### What is asked
Scan the data below for the string "ylabel". Copy every line where it appears.

Figure collection entries
- - - - - - -
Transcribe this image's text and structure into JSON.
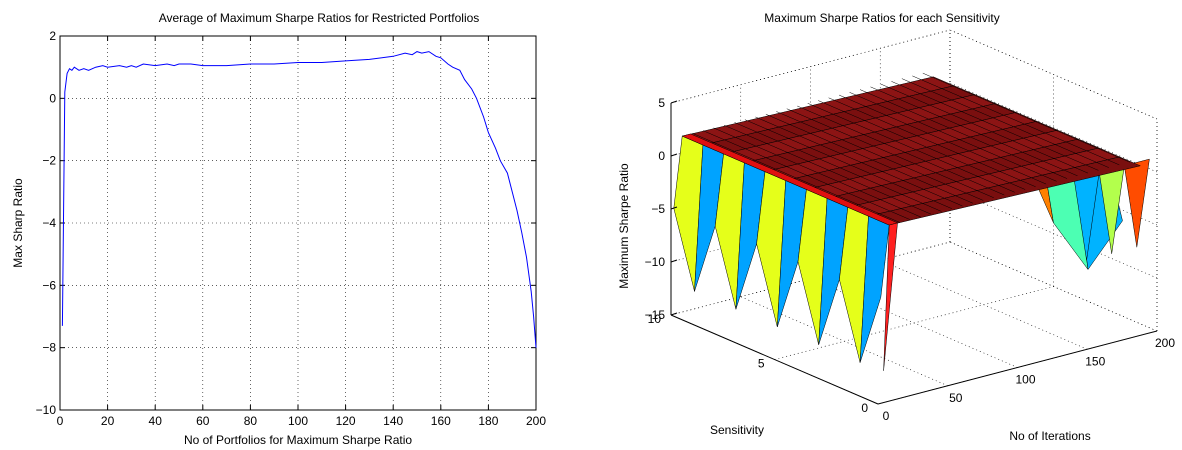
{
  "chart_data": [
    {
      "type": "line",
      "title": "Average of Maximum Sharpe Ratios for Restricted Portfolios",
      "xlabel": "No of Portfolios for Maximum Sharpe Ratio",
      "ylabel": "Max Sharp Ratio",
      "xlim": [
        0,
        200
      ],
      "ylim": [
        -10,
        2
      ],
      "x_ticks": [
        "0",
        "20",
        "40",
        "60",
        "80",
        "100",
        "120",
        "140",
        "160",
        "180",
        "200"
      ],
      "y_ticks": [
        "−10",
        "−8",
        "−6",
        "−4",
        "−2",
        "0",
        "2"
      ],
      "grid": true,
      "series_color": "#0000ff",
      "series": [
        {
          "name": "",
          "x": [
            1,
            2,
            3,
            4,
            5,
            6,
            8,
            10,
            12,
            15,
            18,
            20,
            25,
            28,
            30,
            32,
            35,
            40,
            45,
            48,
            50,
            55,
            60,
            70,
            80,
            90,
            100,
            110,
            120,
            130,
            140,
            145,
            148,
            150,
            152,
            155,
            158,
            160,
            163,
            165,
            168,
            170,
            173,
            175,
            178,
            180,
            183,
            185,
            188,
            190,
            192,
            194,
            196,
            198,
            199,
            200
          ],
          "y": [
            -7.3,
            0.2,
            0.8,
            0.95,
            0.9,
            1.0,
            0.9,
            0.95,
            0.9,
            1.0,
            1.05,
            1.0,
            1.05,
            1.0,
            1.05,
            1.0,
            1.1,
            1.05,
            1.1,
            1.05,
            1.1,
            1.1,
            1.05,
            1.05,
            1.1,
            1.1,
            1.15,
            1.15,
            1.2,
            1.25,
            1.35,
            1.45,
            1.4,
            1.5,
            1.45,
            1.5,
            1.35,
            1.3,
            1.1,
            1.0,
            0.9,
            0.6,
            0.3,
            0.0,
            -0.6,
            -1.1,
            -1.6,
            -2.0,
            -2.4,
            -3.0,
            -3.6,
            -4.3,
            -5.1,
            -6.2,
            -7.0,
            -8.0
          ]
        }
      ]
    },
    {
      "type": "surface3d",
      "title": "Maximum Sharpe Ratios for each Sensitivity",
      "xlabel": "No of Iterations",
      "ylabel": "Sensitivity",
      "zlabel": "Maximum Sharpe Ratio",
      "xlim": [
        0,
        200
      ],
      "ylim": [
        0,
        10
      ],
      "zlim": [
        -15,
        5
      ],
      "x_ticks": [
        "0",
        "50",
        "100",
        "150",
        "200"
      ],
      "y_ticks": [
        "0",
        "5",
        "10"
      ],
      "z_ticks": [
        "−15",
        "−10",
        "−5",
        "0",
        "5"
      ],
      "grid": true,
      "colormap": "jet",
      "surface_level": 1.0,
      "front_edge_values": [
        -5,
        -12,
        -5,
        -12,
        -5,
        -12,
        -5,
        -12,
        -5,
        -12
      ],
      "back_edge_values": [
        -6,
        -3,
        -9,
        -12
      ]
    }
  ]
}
- - - - - - -
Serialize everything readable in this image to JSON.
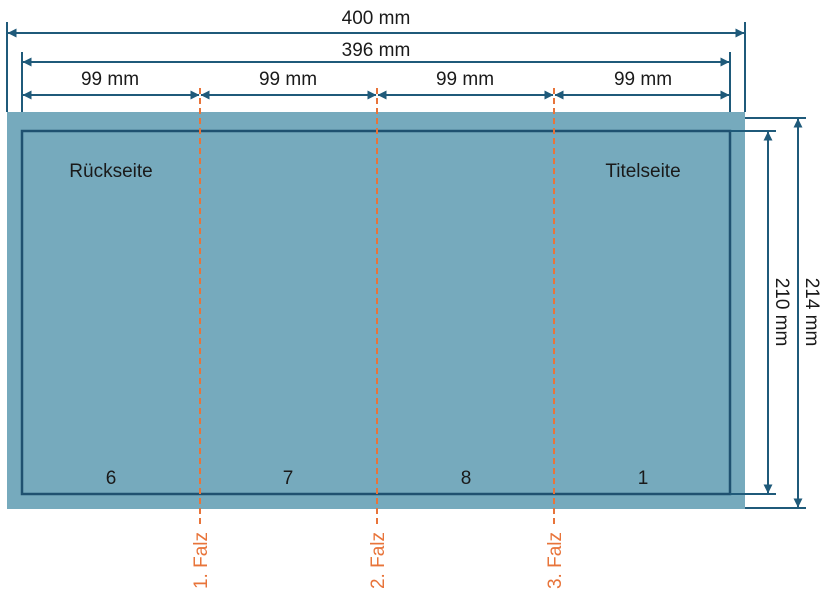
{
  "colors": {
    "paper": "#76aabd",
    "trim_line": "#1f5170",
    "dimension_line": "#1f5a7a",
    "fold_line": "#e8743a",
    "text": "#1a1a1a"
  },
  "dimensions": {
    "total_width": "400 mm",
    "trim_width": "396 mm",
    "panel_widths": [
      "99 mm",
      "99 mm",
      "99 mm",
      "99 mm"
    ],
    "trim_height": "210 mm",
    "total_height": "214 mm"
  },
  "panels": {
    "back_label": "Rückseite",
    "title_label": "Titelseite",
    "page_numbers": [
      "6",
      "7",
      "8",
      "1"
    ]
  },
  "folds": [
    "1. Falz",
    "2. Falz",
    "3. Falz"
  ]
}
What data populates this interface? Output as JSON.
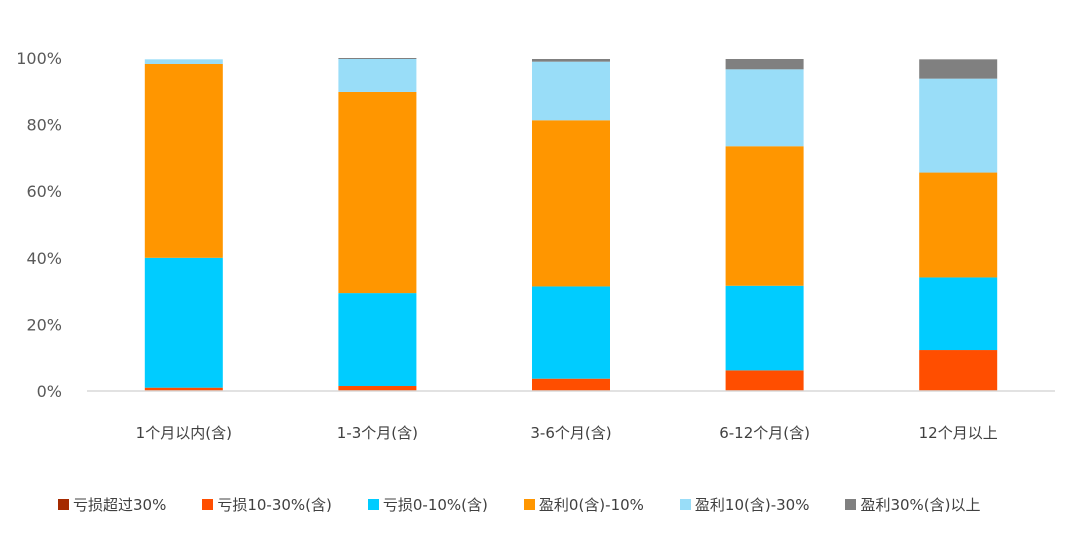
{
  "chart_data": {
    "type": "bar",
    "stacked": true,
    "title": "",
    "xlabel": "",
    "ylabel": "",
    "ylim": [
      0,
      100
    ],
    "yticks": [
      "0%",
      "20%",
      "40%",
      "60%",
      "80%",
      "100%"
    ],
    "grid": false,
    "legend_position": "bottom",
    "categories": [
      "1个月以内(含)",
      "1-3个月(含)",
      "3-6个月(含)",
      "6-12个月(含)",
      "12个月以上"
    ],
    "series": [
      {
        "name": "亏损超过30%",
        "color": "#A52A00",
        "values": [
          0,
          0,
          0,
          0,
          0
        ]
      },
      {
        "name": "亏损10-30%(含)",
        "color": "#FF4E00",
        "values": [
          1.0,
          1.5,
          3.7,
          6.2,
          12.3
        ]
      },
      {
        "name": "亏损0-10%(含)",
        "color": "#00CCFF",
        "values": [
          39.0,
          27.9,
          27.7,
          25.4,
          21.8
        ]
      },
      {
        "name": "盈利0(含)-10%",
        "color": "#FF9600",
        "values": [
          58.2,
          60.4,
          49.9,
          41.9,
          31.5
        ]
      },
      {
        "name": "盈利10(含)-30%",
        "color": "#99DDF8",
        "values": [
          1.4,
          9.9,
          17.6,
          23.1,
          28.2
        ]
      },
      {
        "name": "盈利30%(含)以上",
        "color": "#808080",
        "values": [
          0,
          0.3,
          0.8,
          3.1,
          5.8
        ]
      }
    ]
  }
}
- - - - - - -
### Worked solution
      "ylabel": "Max Sharp Ratio",
      "ylabel": "Sensitivity",
    "ylabel": "",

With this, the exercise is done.